Start of PASSAGE GIVEN

# indian gold in the etowah



## Rays123

has anyone on here heard the old story about the hidden indian gold on the etowah river? just wondering if theres any truth to it?


----------



## shawn mills

Oh yeah! Ive hunted arrowheads all over the Etowah and am always keeping the stolen Cherokee gold in the back of my mind. Read the book "Cry of the eagle". It is about the Cherokees in the Etowah region.


----------



## Rays123

shawn mills said:


> Oh yeah! Ive hunted arrowheads all over the Etowah and am always keeping the stolen Cherokee gold in the back of my mind. Read the book "Cry of the eagle". It is about the Cherokees in the Etowah region.



what do you mean by stolen? ive never heard the whole story on it. i just heard it located in the beak of the eagle in the river whatever that means


----------



## Nicodemus

There are lost treasure stories, all over this country.


----------



## Rays123

Nicodemus said:


> There are lost treasure stories, all over this country.

End of PASSAGE GIVEN

REQUEST:
Write the next part of the forum thread about the legend of gold on the Etowah River, starting after its last quoted post.

Start of INFORMATION SHOWN

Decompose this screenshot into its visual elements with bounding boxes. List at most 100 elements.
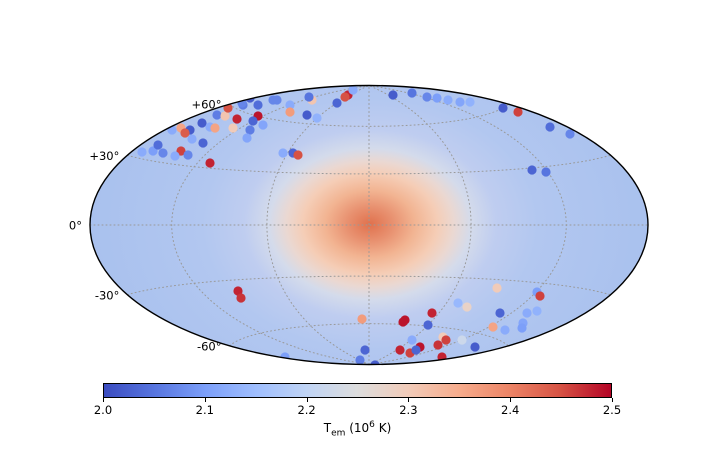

End of INFORMATION SHOWN

RESULT:
very true i just thought it would be an interesting topic being it was so close to home


----------



## Nicodemus

For sure, and I would dearly love to find some!


----------



## Rays123

Nicodemus said:


> For sure, and I would dearly love to find some!



ha me and you both, the only problem would be if anybody ever really did find the supposed lost treasure some big wigs from the state or gov. would be down to pick it up in an hour or so but we can all hope. anyone else got any info?


----------



## bufordbox

These "Cherokee gold" stories have some basis for fact, that is for sure. The Etowah washes down from the Dahlonega area, which turned out to have a pretty rich deposit eventually exploited by white miners. Up until the emergence of the white man in this area of Georgia, the Cherokees are now known to have mined gold themselves for years, maybe centuries. But I don't believe they valued it as currency, instead they used it ornamentally and used it for trade purposes. I'm pretty sure that the Cherokees mined at Sixes, near where the Etowah and the Little River tributary meet in the upper Allatoona Lake waters.
Thus, over the years, the Cherokees had privately built up some nice collections of gold. Once they realized the value it held to the white man, I am sure they naturally began to hoard it, if for no other reason than to use as a bargaining chip in their constant negotiations with the white man for land cessions, etc.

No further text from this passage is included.